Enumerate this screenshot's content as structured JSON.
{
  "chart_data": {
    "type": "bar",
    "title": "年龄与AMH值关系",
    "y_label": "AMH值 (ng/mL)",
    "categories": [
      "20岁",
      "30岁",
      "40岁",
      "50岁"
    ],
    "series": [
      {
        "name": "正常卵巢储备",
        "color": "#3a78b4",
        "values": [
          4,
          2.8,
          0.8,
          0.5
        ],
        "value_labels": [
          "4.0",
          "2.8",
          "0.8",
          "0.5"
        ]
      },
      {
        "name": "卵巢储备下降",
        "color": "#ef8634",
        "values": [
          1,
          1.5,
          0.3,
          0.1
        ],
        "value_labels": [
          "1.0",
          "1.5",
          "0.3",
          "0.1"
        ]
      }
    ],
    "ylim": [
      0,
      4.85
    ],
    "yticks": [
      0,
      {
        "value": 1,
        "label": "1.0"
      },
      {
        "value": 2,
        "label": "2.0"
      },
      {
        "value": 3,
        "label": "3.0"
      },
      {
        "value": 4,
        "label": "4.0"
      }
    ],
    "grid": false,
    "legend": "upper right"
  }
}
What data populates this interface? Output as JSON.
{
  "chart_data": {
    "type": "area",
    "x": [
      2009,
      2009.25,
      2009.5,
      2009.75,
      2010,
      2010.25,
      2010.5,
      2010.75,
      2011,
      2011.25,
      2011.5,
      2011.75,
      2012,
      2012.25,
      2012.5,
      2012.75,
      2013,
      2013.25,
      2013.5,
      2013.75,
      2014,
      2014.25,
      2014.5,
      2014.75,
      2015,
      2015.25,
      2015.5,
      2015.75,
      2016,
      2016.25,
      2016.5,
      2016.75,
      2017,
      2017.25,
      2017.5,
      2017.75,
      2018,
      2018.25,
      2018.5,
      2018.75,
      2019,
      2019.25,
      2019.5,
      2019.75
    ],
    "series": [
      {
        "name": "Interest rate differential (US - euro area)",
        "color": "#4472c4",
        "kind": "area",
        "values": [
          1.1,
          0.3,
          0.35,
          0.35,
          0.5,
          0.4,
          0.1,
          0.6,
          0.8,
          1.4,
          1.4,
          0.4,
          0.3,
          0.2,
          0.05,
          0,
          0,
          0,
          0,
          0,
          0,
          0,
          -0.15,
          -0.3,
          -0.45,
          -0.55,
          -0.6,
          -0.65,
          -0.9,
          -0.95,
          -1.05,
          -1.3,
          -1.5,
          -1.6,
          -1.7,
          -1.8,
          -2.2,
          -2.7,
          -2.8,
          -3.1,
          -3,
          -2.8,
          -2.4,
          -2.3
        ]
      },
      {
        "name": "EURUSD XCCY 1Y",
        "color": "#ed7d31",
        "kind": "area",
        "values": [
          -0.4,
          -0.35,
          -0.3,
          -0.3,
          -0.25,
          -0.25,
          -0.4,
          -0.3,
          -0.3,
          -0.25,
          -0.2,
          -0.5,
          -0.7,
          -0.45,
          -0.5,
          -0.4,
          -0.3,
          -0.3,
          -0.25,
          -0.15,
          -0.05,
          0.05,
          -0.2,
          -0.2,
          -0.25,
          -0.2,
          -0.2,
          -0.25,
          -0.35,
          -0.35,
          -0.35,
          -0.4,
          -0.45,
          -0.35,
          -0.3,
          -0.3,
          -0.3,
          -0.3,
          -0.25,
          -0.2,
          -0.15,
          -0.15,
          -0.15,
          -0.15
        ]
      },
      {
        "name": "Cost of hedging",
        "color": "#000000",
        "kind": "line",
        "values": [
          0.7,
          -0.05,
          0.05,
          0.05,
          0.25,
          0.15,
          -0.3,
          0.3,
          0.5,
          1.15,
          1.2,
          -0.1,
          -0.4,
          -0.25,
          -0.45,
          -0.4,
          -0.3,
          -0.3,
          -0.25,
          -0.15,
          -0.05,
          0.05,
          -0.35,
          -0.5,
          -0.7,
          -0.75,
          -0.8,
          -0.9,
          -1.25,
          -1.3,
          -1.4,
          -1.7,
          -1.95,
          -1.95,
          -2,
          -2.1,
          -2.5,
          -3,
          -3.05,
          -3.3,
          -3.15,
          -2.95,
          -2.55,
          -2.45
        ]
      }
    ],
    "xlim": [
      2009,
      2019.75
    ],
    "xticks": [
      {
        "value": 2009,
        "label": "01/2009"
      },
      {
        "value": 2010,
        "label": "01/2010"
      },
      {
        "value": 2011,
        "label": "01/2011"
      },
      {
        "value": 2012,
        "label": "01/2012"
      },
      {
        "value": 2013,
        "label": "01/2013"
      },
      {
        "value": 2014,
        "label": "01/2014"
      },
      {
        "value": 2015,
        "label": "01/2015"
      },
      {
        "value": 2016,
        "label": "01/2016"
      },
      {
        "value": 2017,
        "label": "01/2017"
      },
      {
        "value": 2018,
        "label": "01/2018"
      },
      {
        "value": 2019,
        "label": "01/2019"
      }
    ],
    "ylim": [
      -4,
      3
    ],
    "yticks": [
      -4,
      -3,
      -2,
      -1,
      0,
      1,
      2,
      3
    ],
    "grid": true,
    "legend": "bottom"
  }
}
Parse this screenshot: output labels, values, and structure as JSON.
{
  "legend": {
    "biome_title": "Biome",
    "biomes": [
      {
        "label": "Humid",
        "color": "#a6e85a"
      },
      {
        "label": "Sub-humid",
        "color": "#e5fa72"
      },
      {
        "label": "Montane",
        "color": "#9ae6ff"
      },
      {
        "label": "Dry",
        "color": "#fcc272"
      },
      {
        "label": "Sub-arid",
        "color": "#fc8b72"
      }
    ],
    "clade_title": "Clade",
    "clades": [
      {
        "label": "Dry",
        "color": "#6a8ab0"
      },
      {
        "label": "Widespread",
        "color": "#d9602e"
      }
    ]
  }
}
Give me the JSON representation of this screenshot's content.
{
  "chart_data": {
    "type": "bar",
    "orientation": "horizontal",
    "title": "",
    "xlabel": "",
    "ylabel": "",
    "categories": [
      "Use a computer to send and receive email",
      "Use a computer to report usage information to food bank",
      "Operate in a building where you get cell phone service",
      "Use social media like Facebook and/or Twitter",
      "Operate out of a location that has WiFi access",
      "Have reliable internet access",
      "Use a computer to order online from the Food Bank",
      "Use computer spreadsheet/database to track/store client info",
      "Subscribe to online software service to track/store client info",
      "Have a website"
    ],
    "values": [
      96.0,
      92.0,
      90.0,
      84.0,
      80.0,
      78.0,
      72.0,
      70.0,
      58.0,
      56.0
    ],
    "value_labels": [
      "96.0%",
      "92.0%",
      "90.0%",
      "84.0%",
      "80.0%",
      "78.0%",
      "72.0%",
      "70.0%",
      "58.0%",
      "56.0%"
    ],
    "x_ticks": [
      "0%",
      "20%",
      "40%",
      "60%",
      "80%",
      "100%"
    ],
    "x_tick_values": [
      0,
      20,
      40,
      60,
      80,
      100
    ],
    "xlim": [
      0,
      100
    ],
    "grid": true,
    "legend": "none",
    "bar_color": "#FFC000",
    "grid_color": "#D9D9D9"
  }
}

## SET PROBLEM
Go through the material line by line. Show each line that contains the string "Operate".

## ANSWER TO THE TASK
      "Operate in a building where you get cell phone service",
      "Operate out of a location that has WiFi access",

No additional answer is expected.